begin The input

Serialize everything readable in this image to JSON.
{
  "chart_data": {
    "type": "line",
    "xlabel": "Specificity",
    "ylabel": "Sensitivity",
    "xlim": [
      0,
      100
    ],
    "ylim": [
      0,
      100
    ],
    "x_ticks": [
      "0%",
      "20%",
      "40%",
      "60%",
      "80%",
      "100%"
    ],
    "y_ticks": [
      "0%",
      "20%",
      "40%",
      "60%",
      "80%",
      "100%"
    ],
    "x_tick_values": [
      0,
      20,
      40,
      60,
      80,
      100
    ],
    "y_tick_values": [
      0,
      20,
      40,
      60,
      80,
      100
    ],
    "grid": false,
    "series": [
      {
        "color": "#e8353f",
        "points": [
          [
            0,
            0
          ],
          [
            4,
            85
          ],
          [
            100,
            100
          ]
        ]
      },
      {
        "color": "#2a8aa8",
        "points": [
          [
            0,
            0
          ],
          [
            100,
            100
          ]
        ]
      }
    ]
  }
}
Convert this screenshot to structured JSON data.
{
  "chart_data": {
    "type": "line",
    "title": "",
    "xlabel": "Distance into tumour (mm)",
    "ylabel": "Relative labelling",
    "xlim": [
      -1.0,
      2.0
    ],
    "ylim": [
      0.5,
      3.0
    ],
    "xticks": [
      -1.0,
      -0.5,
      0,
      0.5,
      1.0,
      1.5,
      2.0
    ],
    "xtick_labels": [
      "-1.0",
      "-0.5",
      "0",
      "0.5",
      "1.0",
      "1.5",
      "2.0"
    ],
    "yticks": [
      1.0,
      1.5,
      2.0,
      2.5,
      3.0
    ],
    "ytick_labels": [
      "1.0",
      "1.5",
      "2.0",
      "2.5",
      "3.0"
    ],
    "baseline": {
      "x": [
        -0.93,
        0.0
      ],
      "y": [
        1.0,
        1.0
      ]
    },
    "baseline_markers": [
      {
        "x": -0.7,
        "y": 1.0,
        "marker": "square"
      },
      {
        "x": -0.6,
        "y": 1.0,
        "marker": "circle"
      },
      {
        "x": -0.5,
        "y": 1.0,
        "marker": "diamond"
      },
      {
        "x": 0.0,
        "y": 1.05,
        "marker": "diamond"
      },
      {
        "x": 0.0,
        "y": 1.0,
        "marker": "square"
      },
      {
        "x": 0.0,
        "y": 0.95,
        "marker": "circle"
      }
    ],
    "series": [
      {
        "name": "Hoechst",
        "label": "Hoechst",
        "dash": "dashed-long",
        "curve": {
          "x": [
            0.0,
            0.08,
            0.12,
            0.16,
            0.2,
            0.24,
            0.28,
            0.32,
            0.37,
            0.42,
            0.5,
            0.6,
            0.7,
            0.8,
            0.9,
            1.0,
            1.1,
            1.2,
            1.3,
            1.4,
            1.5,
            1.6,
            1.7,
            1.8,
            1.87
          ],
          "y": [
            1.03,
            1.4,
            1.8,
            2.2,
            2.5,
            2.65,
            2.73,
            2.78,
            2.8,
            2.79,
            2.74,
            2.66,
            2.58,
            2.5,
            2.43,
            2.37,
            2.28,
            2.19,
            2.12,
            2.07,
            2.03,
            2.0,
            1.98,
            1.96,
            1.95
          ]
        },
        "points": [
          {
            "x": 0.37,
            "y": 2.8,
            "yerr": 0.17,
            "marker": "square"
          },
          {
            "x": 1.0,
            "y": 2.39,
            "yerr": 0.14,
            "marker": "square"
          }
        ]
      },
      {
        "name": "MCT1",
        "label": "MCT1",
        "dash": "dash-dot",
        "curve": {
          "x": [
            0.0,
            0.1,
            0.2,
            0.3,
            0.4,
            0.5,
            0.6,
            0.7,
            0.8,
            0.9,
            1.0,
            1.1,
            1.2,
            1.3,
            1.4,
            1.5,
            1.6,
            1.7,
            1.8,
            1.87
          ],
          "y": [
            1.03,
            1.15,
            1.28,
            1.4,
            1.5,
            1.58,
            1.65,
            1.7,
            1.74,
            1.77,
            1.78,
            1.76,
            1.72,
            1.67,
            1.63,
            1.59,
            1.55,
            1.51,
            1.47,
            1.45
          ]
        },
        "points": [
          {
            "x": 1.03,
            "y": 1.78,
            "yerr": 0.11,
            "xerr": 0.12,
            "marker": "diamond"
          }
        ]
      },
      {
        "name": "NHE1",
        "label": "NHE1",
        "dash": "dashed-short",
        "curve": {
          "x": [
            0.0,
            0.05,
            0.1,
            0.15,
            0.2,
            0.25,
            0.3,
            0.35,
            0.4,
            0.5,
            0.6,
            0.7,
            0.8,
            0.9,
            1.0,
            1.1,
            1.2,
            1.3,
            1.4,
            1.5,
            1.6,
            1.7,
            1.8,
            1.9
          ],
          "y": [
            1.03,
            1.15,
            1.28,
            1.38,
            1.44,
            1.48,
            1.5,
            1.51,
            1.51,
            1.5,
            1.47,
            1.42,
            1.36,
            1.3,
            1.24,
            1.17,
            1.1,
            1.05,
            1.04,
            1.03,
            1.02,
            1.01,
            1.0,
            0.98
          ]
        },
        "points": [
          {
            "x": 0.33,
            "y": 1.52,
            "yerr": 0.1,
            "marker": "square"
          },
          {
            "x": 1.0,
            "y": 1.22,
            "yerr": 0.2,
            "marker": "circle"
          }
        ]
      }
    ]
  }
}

end The input

== Requirements ==
State the number of lines in the preceding entries that include the word "xlabel". Provide nothing else.

== Complete output ==
2